> _THE PROBLEM_:
Give again the lines of the listing starting at the line containing "y-tick-label: 660 bbox=[861, 111, 879, 123]" and ending at the line containing "high-value: 44.47 bbox=[553, 16, 583, 28]", both included, without changing anything.
· · ·
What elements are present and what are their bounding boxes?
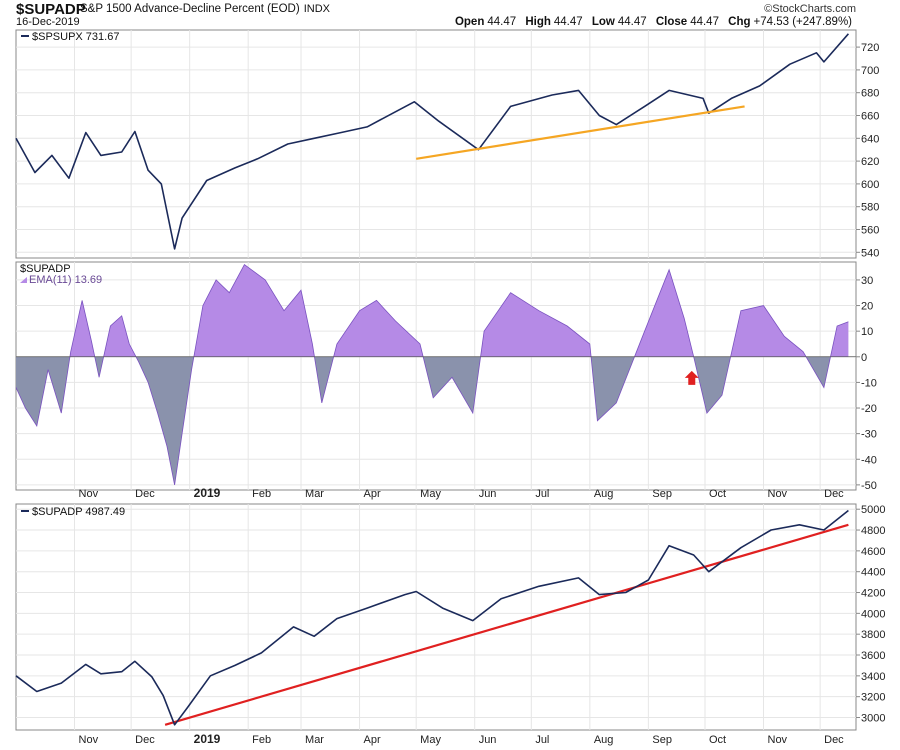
y-tick-label: 660 bbox=[861, 111, 879, 123]
y-tick-label: -10 bbox=[861, 377, 877, 389]
red-up-arrow-icon bbox=[684, 370, 699, 385]
ema-legend-label: EMA(11) 13.69 bbox=[29, 274, 102, 286]
month-label: Mar bbox=[305, 488, 324, 500]
y-tick-label: 4000 bbox=[861, 608, 885, 620]
y-tick-label: 4400 bbox=[861, 567, 885, 579]
y-tick-label: -30 bbox=[861, 429, 877, 441]
month-label: Apr bbox=[364, 734, 381, 746]
month-label: Aug bbox=[594, 734, 614, 746]
y-tick-label: -20 bbox=[861, 403, 877, 415]
high-label: High bbox=[525, 16, 551, 28]
month-label: Feb bbox=[252, 734, 271, 746]
month-label: Apr bbox=[364, 488, 381, 500]
low-label: Low bbox=[591, 16, 615, 28]
y-tick-label: 560 bbox=[861, 225, 879, 237]
month-label: Oct bbox=[709, 734, 726, 746]
month-label: Jun bbox=[479, 488, 497, 500]
chg-value: +74.53 (+247.89%) bbox=[753, 16, 852, 28]
month-label: 2019 bbox=[194, 486, 221, 500]
chart-header: $SUPADP S&P 1500 Advance-Decline Percent… bbox=[0, 0, 900, 30]
cumulative-adline bbox=[15, 509, 849, 726]
open-label: Open bbox=[454, 16, 485, 28]
month-label: Dec bbox=[824, 488, 844, 500]
y-tick-label: 680 bbox=[861, 88, 879, 100]
y-tick-label: 10 bbox=[861, 326, 873, 338]
oscillator-title: $SUPADP bbox=[20, 263, 71, 275]
y-tick-label: 580 bbox=[861, 202, 879, 214]
brand-watermark: ©StockCharts.com bbox=[764, 3, 856, 15]
high-value: 44.47 bbox=[553, 16, 583, 28]
y-tick-label: 540 bbox=[861, 247, 879, 259]
chg-label: Chg bbox=[728, 16, 751, 28]
oscillator-panel-legend: $SUPADP EMA(11) 13.69 bbox=[20, 263, 102, 286]
ema-line bbox=[15, 264, 849, 485]
month-label: Nov bbox=[768, 734, 788, 746]
red-trendline bbox=[164, 523, 849, 726]
ema-negative-area bbox=[16, 356, 849, 485]
y-tick-label: 20 bbox=[861, 301, 873, 313]
y-tick-label: 3800 bbox=[861, 629, 885, 641]
panel-frames bbox=[15, 29, 857, 731]
month-label: Aug bbox=[594, 488, 614, 500]
y-tick-label: 600 bbox=[861, 179, 879, 191]
y-tick-label: 700 bbox=[861, 65, 879, 77]
ohlc-summary: Open 44.47 High 44.47 Low 44.47 Close 44.47 … bbox=[449, 16, 852, 28]
y-tick-label: 3000 bbox=[861, 713, 885, 725]
y-tick-label: 3600 bbox=[861, 650, 885, 662]
cumulative-panel-legend: $SUPADP 4987.49 bbox=[21, 506, 125, 518]
month-label: Nov bbox=[768, 488, 788, 500]
month-label: Jul bbox=[535, 488, 549, 500]
chart-date: 16-Dec-2019 bbox=[16, 16, 80, 28]
month-label: Oct bbox=[709, 488, 726, 500]
price-panel-frame bbox=[15, 29, 857, 259]
ema-positive-area bbox=[69, 264, 849, 357]
data-layer bbox=[15, 33, 856, 726]
y-tick-label: -40 bbox=[861, 454, 877, 466]
month-label: Dec bbox=[824, 734, 844, 746]
close-value: 44.47 bbox=[690, 16, 719, 28]
y-tick-label: 4800 bbox=[861, 525, 885, 537]
symbol-description: S&P 1500 Advance-Decline Percent (EOD) IN… bbox=[80, 3, 330, 15]
cumulative-panel-frame bbox=[15, 503, 857, 731]
month-label: Dec bbox=[135, 734, 155, 746]
month-label: Mar bbox=[305, 734, 324, 746]
month-label: Feb bbox=[252, 488, 271, 500]
month-label: Dec bbox=[135, 488, 155, 500]
month-label: May bbox=[420, 734, 441, 746]
description-text: S&P 1500 Advance-Decline Percent (EOD) bbox=[80, 3, 300, 15]
price-panel-legend: $SPSUPX 731.67 bbox=[21, 31, 119, 43]
price-legend-label: $SPSUPX 731.67 bbox=[32, 31, 119, 43]
open-value: 44.47 bbox=[487, 16, 517, 28]
close-label: Close bbox=[655, 16, 688, 28]
y-tick-label: 30 bbox=[861, 275, 873, 287]
grid-layer bbox=[16, 30, 856, 730]
y-tick-label: 720 bbox=[861, 42, 879, 54]
y-tick-label: 4600 bbox=[861, 546, 885, 558]
month-label: Jun bbox=[479, 734, 497, 746]
y-tick-label: 3400 bbox=[861, 671, 885, 683]
y-tick-label: 0 bbox=[861, 352, 867, 364]
y-tick-label: -50 bbox=[861, 480, 877, 492]
y-tick-label: 620 bbox=[861, 156, 879, 168]
low-value: 44.47 bbox=[617, 16, 647, 28]
y-tick-label: 5000 bbox=[861, 504, 885, 516]
y-tick-label: 640 bbox=[861, 133, 879, 145]
month-label: Nov bbox=[79, 734, 99, 746]
y-tick-label: 3200 bbox=[861, 692, 885, 704]
month-label: Sep bbox=[652, 488, 672, 500]
exchange-label: INDX bbox=[303, 3, 330, 15]
spsupx-price-line bbox=[15, 33, 850, 250]
orange-trendline bbox=[416, 105, 745, 160]
symbol-title: $SUPADP bbox=[16, 1, 86, 18]
y-tick-label: 4200 bbox=[861, 588, 885, 600]
cumulative-legend-label: $SUPADP 4987.49 bbox=[32, 506, 125, 518]
month-label: Sep bbox=[652, 734, 672, 746]
month-label: Jul bbox=[535, 734, 549, 746]
month-label: May bbox=[420, 488, 441, 500]
ema-legend-swatch bbox=[20, 277, 27, 283]
month-label: Nov bbox=[79, 488, 99, 500]
month-label: 2019 bbox=[194, 732, 221, 746]
axis-layer: Nov Nov Dec Dec 2019 2019 Feb Feb Mar Mar Apr Apr Ma… bbox=[79, 42, 886, 746]
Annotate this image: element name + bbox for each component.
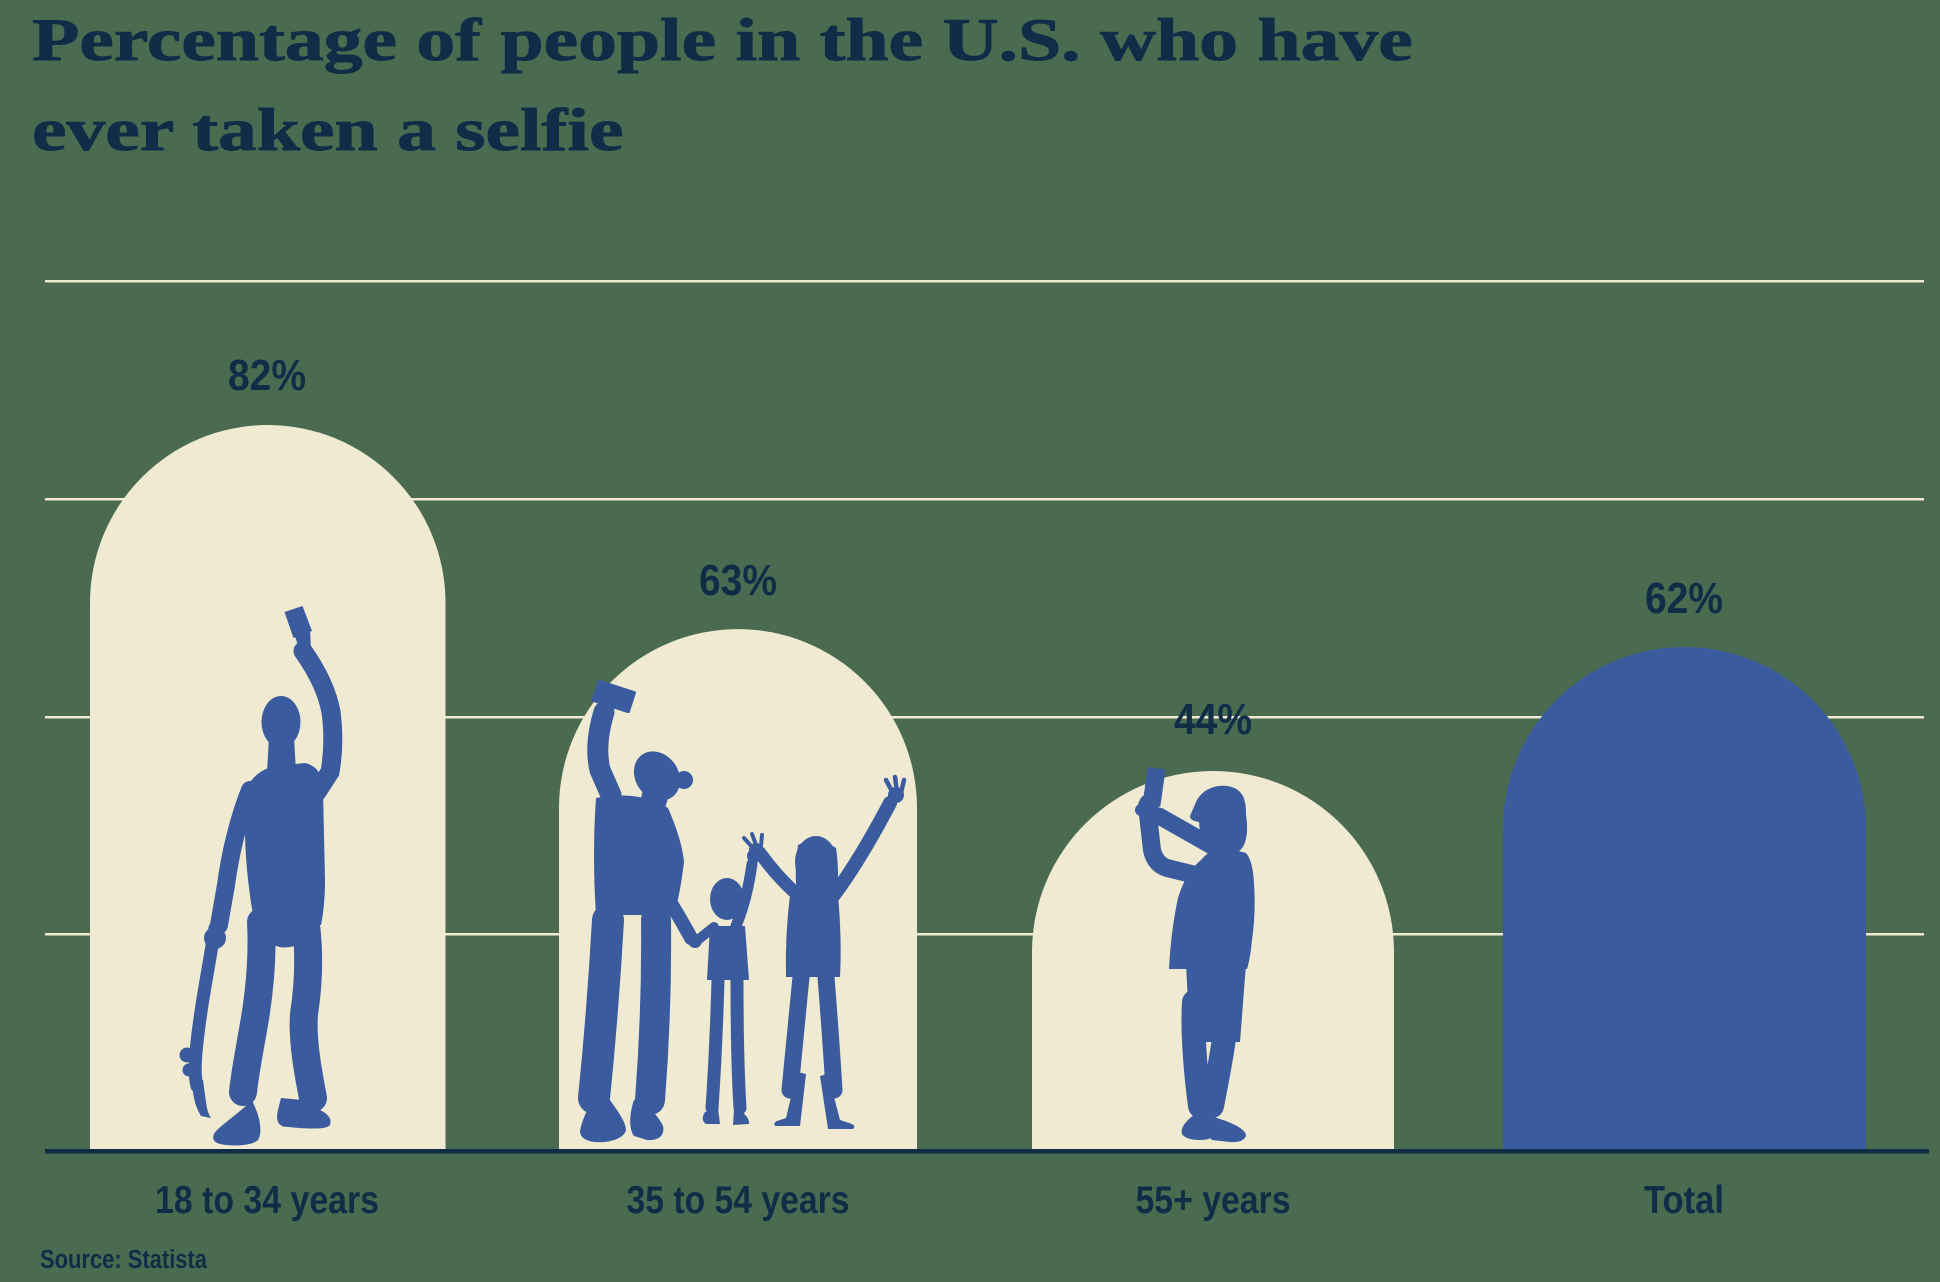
svg-text:Percentage of people in the U.: Percentage of people in the U.S. who hav… (32, 7, 1413, 74)
svg-text:Total: Total (1644, 1179, 1724, 1222)
svg-text:62%: 62% (1645, 574, 1723, 623)
svg-text:Source: Statista: Source: Statista (40, 1246, 208, 1274)
svg-text:55+ years: 55+ years (1136, 1179, 1291, 1222)
svg-text:18 to 34 years: 18 to 34 years (155, 1179, 379, 1222)
svg-text:35 to 54 years: 35 to 54 years (627, 1179, 850, 1222)
svg-text:44%: 44% (1174, 695, 1252, 744)
svg-text:82%: 82% (228, 351, 306, 400)
svg-text:ever taken a selfie: ever taken a selfie (32, 97, 623, 164)
svg-text:63%: 63% (699, 556, 777, 605)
· · ·
> _RESULT OF THE TASK_:
y-tick-label: 660 bbox=[861, 111, 879, 123]
y-tick-label: -10 bbox=[861, 377, 877, 389]
red-up-arrow-icon bbox=[684, 370, 699, 385]
ema-legend-label: EMA(11) 13.69 bbox=[29, 274, 102, 286]
month-label: Mar bbox=[305, 488, 324, 500]
y-tick-label: 4000 bbox=[861, 608, 885, 620]
y-tick-label: 4400 bbox=[861, 567, 885, 579]
y-tick-label: -30 bbox=[861, 429, 877, 441]
month-label: Apr bbox=[364, 734, 381, 746]
month-label: Aug bbox=[594, 734, 614, 746]
y-tick-label: -20 bbox=[861, 403, 877, 415]
high-label: High bbox=[525, 16, 551, 28]
month-label: Feb bbox=[252, 734, 271, 746]
month-label: Apr bbox=[364, 488, 381, 500]
low-label: Low bbox=[591, 16, 615, 28]
y-tick-label: 560 bbox=[861, 225, 879, 237]
month-label: Oct bbox=[709, 734, 726, 746]
month-label: Jun bbox=[479, 488, 497, 500]
chg-value: +74.53 (+247.89%) bbox=[753, 16, 852, 28]
month-label: 2019 bbox=[194, 486, 221, 500]
chart-header: $SUPADP S&P 1500 Advance-Decline Percent… bbox=[0, 0, 900, 30]
cumulative-adline bbox=[15, 509, 849, 726]
open-label: Open bbox=[454, 16, 485, 28]
month-label: Dec bbox=[824, 488, 844, 500]
y-tick-label: 680 bbox=[861, 88, 879, 100]
y-tick-label: 10 bbox=[861, 326, 873, 338]
oscillator-title: $SUPADP bbox=[20, 263, 71, 275]
y-tick-label: 580 bbox=[861, 202, 879, 214]
brand-watermark: ©StockCharts.com bbox=[764, 3, 856, 15]
high-value: 44.47 bbox=[553, 16, 583, 28]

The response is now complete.